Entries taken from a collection
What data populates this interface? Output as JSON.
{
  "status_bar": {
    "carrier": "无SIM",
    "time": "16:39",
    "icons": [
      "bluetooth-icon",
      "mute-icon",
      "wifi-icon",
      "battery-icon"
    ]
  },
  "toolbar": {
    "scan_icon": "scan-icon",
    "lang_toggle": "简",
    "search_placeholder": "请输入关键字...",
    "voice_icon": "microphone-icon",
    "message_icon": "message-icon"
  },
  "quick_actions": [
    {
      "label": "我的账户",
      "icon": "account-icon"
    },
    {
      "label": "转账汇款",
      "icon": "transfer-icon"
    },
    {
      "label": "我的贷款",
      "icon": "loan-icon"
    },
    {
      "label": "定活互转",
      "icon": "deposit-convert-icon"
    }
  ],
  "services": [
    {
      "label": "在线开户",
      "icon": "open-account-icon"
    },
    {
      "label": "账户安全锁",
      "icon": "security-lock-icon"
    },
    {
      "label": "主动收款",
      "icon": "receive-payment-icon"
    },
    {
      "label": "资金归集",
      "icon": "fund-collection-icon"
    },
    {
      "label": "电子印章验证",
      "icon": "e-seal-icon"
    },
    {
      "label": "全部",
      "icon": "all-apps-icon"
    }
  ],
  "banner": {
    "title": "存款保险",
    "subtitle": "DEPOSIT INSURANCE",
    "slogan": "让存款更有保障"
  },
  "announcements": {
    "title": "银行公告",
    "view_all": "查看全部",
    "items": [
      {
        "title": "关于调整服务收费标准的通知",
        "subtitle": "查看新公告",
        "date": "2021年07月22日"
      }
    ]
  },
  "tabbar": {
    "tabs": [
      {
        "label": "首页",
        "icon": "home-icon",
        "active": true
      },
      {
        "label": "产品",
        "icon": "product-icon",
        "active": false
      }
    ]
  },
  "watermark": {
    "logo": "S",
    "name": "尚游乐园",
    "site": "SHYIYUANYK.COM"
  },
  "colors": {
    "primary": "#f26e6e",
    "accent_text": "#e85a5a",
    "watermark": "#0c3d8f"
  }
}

**SET PROBLEM**
Your task is to print all of the records exactly.

**FULL OUTPUT**
What data populates this interface? Output as JSON.
{
  "status_bar": {
    "carrier": "无SIM",
    "time": "16:39",
    "icons": [
      "bluetooth-icon",
      "mute-icon",
      "wifi-icon",
      "battery-icon"
    ]
  },
  "toolbar": {
    "scan_icon": "scan-icon",
    "lang_toggle": "简",
    "search_placeholder": "请输入关键字...",
    "voice_icon": "microphone-icon",
    "message_icon": "message-icon"
  },
  "quick_actions": [
    {
      "label": "我的账户",
      "icon": "account-icon"
    },
    {
      "label": "转账汇款",
      "icon": "transfer-icon"
    },
    {
      "label": "我的贷款",
      "icon": "loan-icon"
    },
    {
      "label": "定活互转",
      "icon": "deposit-convert-icon"
    }
  ],
  "services": [
    {
      "label": "在线开户",
      "icon": "open-account-icon"
    },
    {
      "label": "账户安全锁",
      "icon": "security-lock-icon"
    },
    {
      "label": "主动收款",
      "icon": "receive-payment-icon"
    },
    {
      "label": "资金归集",
      "icon": "fund-collection-icon"
    },
    {
      "label": "电子印章验证",
      "icon": "e-seal-icon"
    },
    {
      "label": "全部",
      "icon": "all-apps-icon"
    }
  ],
  "banner": {
    "title": "存款保险",
    "subtitle": "DEPOSIT INSURANCE",
    "slogan": "让存款更有保障"
  },
  "announcements": {
    "title": "银行公告",
    "view_all": "查看全部",
    "items": [
      {
        "title": "关于调整服务收费标准的通知",
        "subtitle": "查看新公告",
        "date": "2021年07月22日"
      }
    ]
  },
  "tabbar": {
    "tabs": [
      {
        "label": "首页",
        "icon": "home-icon",
        "active": true
      },
      {
        "label": "产品",
        "icon": "product-icon",
        "active": false
      }
    ]
  },
  "watermark": {
    "logo": "S",
    "name": "尚游乐园",
    "site": "SHYIYUANYK.COM"
  },
  "colors": {
    "primary": "#f26e6e",
    "accent_text": "#e85a5a",
    "watermark": "#0c3d8f"
  }
}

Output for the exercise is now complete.